**Problem description**
Write out the material again exactly, please, and omit the pictures.

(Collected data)
####################
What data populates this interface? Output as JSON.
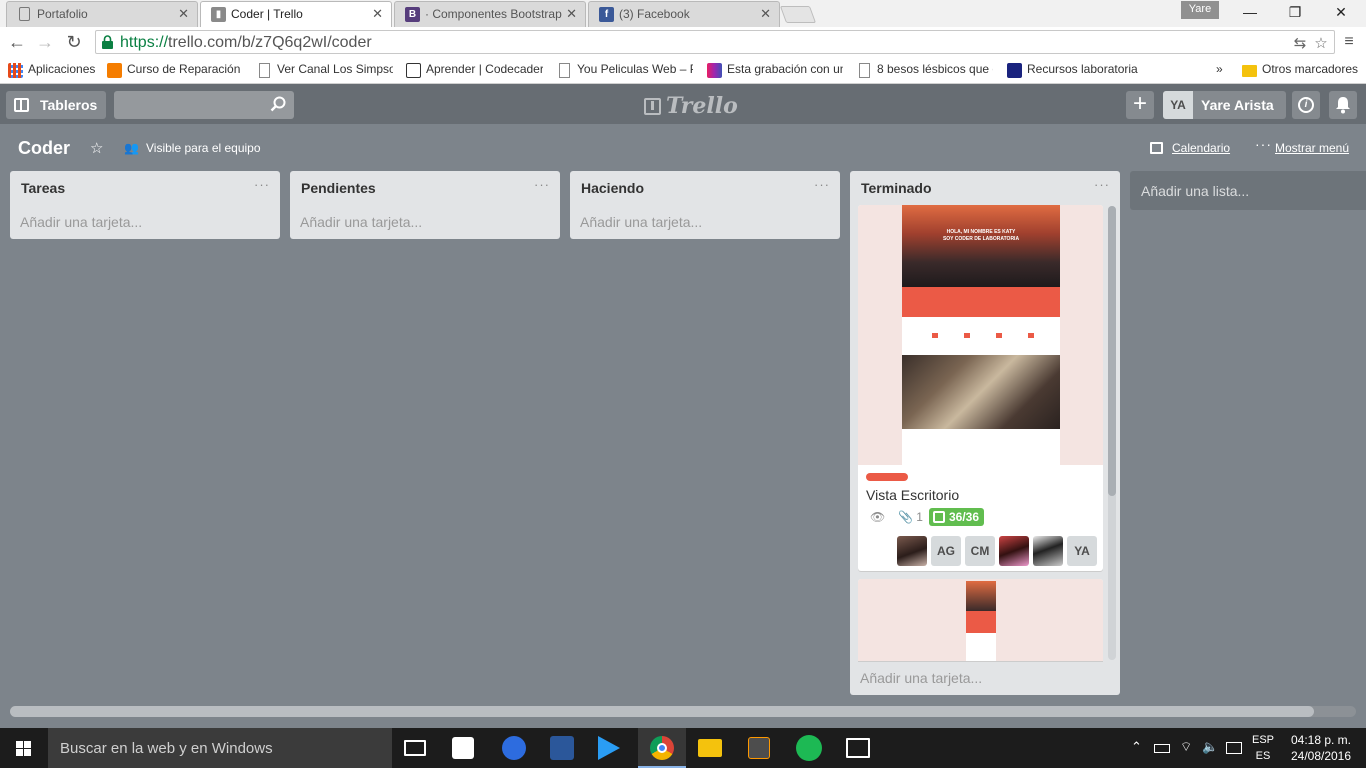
{
  "browser": {
    "tabs": [
      {
        "title": "Portafolio",
        "active": false
      },
      {
        "title": "Coder | Trello",
        "active": true
      },
      {
        "title": "· Componentes Bootstrap",
        "active": false
      },
      {
        "title": "(3) Facebook",
        "active": false
      }
    ],
    "profile": "Yare",
    "url_scheme": "https://",
    "url_rest": "trello.com/b/z7Q6q2wI/coder",
    "bookmarks": [
      {
        "label": "Aplicaciones"
      },
      {
        "label": "Curso de Reparación d"
      },
      {
        "label": "Ver Canal Los Simpsor"
      },
      {
        "label": "Aprender | Codecader"
      },
      {
        "label": "You Peliculas Web – Pe"
      },
      {
        "label": "Esta grabación con un"
      },
      {
        "label": "8 besos lésbicos que c"
      },
      {
        "label": "Recursos laboratoria"
      }
    ],
    "other_bookmarks": "Otros marcadores"
  },
  "trello": {
    "boards_button": "Tableros",
    "logo": "Trello",
    "user": {
      "initials": "YA",
      "name": "Yare Arista"
    },
    "board": {
      "name": "Coder",
      "visibility": "Visible para el equipo",
      "calendar": "Calendario",
      "show_menu": "Mostrar menú"
    },
    "lists": [
      {
        "name": "Tareas",
        "add_card": "Añadir una tarjeta..."
      },
      {
        "name": "Pendientes",
        "add_card": "Añadir una tarjeta..."
      },
      {
        "name": "Haciendo",
        "add_card": "Añadir una tarjeta..."
      },
      {
        "name": "Terminado",
        "add_card": "Añadir una tarjeta..."
      }
    ],
    "add_list": "Añadir una lista...",
    "card": {
      "title": "Vista Escritorio",
      "attachments": "1",
      "checklist": "36/36",
      "label_color": "#eb5a46",
      "members": [
        "photo",
        "AG",
        "CM",
        "photo",
        "photo",
        "YA"
      ],
      "preview_text_1": "HOLA, MI NOMBRE ES KATY",
      "preview_text_2": "SOY CODER DE LABORATORIA"
    }
  },
  "taskbar": {
    "search_placeholder": "Buscar en la web y en Windows",
    "lang_1": "ESP",
    "lang_2": "ES",
    "time": "04:18 p. m.",
    "date": "24/08/2016"
  }
}
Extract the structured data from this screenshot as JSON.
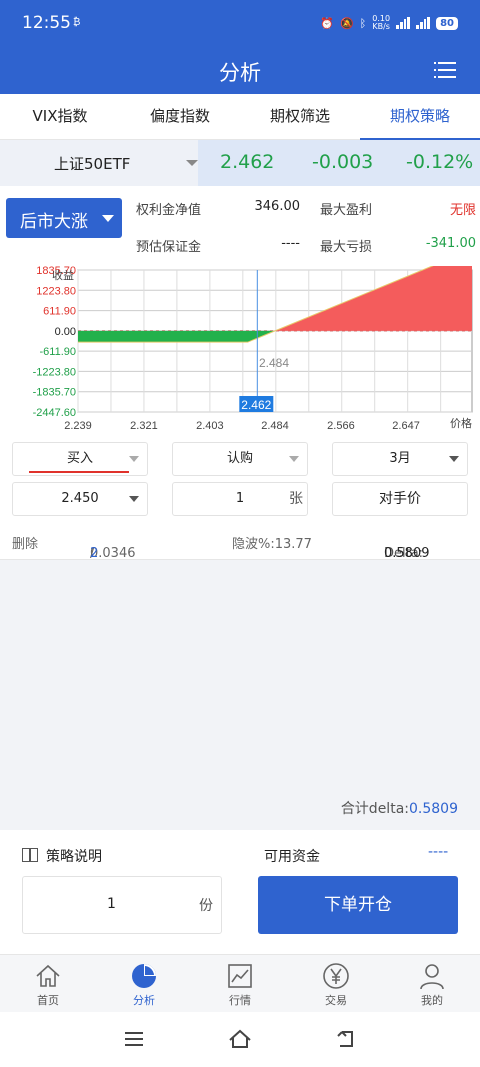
{
  "status": {
    "time": "12:55",
    "time_sub": "₿",
    "net_top": "0.10",
    "net_bottom": "KB/s",
    "battery": "80"
  },
  "header": {
    "title": "分析"
  },
  "tabs": [
    {
      "label": "VIX指数",
      "active": false
    },
    {
      "label": "偏度指数",
      "active": false
    },
    {
      "label": "期权筛选",
      "active": false
    },
    {
      "label": "期权策略",
      "active": true
    }
  ],
  "quote": {
    "name": "上证50ETF",
    "price": "2.462",
    "change": "-0.003",
    "change_pct": "-0.12%"
  },
  "strategy": {
    "direction": "后市大涨",
    "premium_label": "权利金净值",
    "premium_value": "346.00",
    "margin_label": "预估保证金",
    "margin_value": "----",
    "max_profit_label": "最大盈利",
    "max_profit_value": "无限",
    "max_loss_label": "最大亏损",
    "max_loss_value": "-341.00"
  },
  "chart_data": {
    "type": "area",
    "ylabel": "收益",
    "xlabel": "价格",
    "y_ticks": [
      "1835.70",
      "1223.80",
      "611.90",
      "0.00",
      "-611.90",
      "-1223.80",
      "-1835.70",
      "-2447.60"
    ],
    "y_values": [
      1835.7,
      1223.8,
      611.9,
      0,
      -611.9,
      -1223.8,
      -1835.7,
      -2447.6
    ],
    "x_ticks": [
      "2.239",
      "2.321",
      "2.403",
      "2.484",
      "2.566",
      "2.647"
    ],
    "x_values": [
      2.239,
      2.321,
      2.403,
      2.484,
      2.566,
      2.647
    ],
    "xlim": [
      2.239,
      2.729
    ],
    "ylim": [
      -2447.6,
      1835.7
    ],
    "payoff_x": [
      2.239,
      2.45,
      2.484,
      2.729
    ],
    "payoff_y": [
      -341,
      -341,
      0,
      2450
    ],
    "breakeven_label": "2.484",
    "breakeven": 2.484,
    "current_label": "2.462",
    "current": 2.462,
    "colors": {
      "loss": "#22b14c",
      "profit": "#f45c5c",
      "current_line": "#4a90e2"
    }
  },
  "order": {
    "side": "买入",
    "type": "认购",
    "month": "3月",
    "strike": "2.450",
    "quantity": "1",
    "quantity_unit": "张",
    "price_mode": "对手价"
  },
  "detail": {
    "delete": "删除",
    "price": "0.0346",
    "price_sep": "/",
    "price_count": "2",
    "iv": "隐波%:13.77",
    "delta_label": "Delta:",
    "delta_value": "0.5809"
  },
  "total": {
    "label": "合计delta:",
    "value": "0.5809"
  },
  "bottom": {
    "explain": "策略说明",
    "funds_label": "可用资金",
    "funds_value": "----",
    "copies": "1",
    "copies_unit": "份",
    "submit": "下单开仓"
  },
  "nav": [
    {
      "label": "首页",
      "icon": "home-icon"
    },
    {
      "label": "分析",
      "icon": "pie-chart-icon",
      "active": true
    },
    {
      "label": "行情",
      "icon": "line-chart-icon"
    },
    {
      "label": "交易",
      "icon": "yen-icon"
    },
    {
      "label": "我的",
      "icon": "user-icon"
    }
  ]
}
####################
**Written answer**
What data populates this interface? Output as JSON.
{
  "browser": {
    "tabs": [
      {
        "title": "Portafolio",
        "active": false
      },
      {
        "title": "Coder | Trello",
        "active": true
      },
      {
        "title": "· Componentes Bootstrap",
        "active": false
      },
      {
        "title": "(3) Facebook",
        "active": false
      }
    ],
    "profile": "Yare",
    "url_scheme": "https://",
    "url_rest": "trello.com/b/z7Q6q2wI/coder",
    "bookmarks": [
      {
        "label": "Aplicaciones"
      },
      {
        "label": "Curso de Reparación d"
      },
      {
        "label": "Ver Canal Los Simpsor"
      },
      {
        "label": "Aprender | Codecader"
      },
      {
        "label": "You Peliculas Web – Pe"
      },
      {
        "label": "Esta grabación con un"
      },
      {
        "label": "8 besos lésbicos que c"
      },
      {
        "label": "Recursos laboratoria"
      }
    ],
    "other_bookmarks": "Otros marcadores"
  },
  "trello": {
    "boards_button": "Tableros",
    "logo": "Trello",
    "user": {
      "initials": "YA",
      "name": "Yare Arista"
    },
    "board": {
      "name": "Coder",
      "visibility": "Visible para el equipo",
      "calendar": "Calendario",
      "show_menu": "Mostrar menú"
    },
    "lists": [
      {
        "name": "Tareas",
        "add_card": "Añadir una tarjeta..."
      },
      {
        "name": "Pendientes",
        "add_card": "Añadir una tarjeta..."
      },
      {
        "name": "Haciendo",
        "add_card": "Añadir una tarjeta..."
      },
      {
        "name": "Terminado",
        "add_card": "Añadir una tarjeta..."
      }
    ],
    "add_list": "Añadir una lista...",
    "card": {
      "title": "Vista Escritorio",
      "attachments": "1",
      "checklist": "36/36",
      "label_color": "#eb5a46",
      "members": [
        "photo",
        "AG",
        "CM",
        "photo",
        "photo",
        "YA"
      ],
      "preview_text_1": "HOLA, MI NOMBRE ES KATY",
      "preview_text_2": "SOY CODER DE LABORATORIA"
    }
  },
  "taskbar": {
    "search_placeholder": "Buscar en la web y en Windows",
    "lang_1": "ESP",
    "lang_2": "ES",
    "time": "04:18 p. m.",
    "date": "24/08/2016"
  }
}
Extract the structured data from this screenshot as JSON.
{
  "status": {
    "time": "12:55",
    "time_sub": "₿",
    "net_top": "0.10",
    "net_bottom": "KB/s",
    "battery": "80"
  },
  "header": {
    "title": "分析"
  },
  "tabs": [
    {
      "label": "VIX指数",
      "active": false
    },
    {
      "label": "偏度指数",
      "active": false
    },
    {
      "label": "期权筛选",
      "active": false
    },
    {
      "label": "期权策略",
      "active": true
    }
  ],
  "quote": {
    "name": "上证50ETF",
    "price": "2.462",
    "change": "-0.003",
    "change_pct": "-0.12%"
  },
  "strategy": {
    "direction": "后市大涨",
    "premium_label": "权利金净值",
    "premium_value": "346.00",
    "margin_label": "预估保证金",
    "margin_value": "----",
    "max_profit_label": "最大盈利",
    "max_profit_value": "无限",
    "max_loss_label": "最大亏损",
    "max_loss_value": "-341.00"
  },
  "chart_data": {
    "type": "area",
    "ylabel": "收益",
    "xlabel": "价格",
    "y_ticks": [
      "1835.70",
      "1223.80",
      "611.90",
      "0.00",
      "-611.90",
      "-1223.80",
      "-1835.70",
      "-2447.60"
    ],
    "y_values": [
      1835.7,
      1223.8,
      611.9,
      0,
      -611.9,
      -1223.8,
      -1835.7,
      -2447.6
    ],
    "x_ticks": [
      "2.239",
      "2.321",
      "2.403",
      "2.484",
      "2.566",
      "2.647"
    ],
    "x_values": [
      2.239,
      2.321,
      2.403,
      2.484,
      2.566,
      2.647
    ],
    "xlim": [
      2.239,
      2.729
    ],
    "ylim": [
      -2447.6,
      1835.7
    ],
    "payoff_x": [
      2.239,
      2.45,
      2.484,
      2.729
    ],
    "payoff_y": [
      -341,
      -341,
      0,
      2450
    ],
    "breakeven_label": "2.484",
    "breakeven": 2.484,
    "current_label": "2.462",
    "current": 2.462,
    "colors": {
      "loss": "#22b14c",
      "profit": "#f45c5c",
      "current_line": "#4a90e2"
    }
  },
  "order": {
    "side": "买入",
    "type": "认购",
    "month": "3月",
    "strike": "2.450",
    "quantity": "1",
    "quantity_unit": "张",
    "price_mode": "对手价"
  },
  "detail": {
    "delete": "删除",
    "price": "0.0346",
    "price_sep": "/",
    "price_count": "2",
    "iv": "隐波%:13.77",
    "delta_label": "Delta:",
    "delta_value": "0.5809"
  },
  "total": {
    "label": "合计delta:",
    "value": "0.5809"
  },
  "bottom": {
    "explain": "策略说明",
    "funds_label": "可用资金",
    "funds_value": "----",
    "copies": "1",
    "copies_unit": "份",
    "submit": "下单开仓"
  },
  "nav": [
    {
      "label": "首页",
      "icon": "home-icon"
    },
    {
      "label": "分析",
      "icon": "pie-chart-icon",
      "active": true
    },
    {
      "label": "行情",
      "icon": "line-chart-icon"
    },
    {
      "label": "交易",
      "icon": "yen-icon"
    },
    {
      "label": "我的",
      "icon": "user-icon"
    }
  ]
}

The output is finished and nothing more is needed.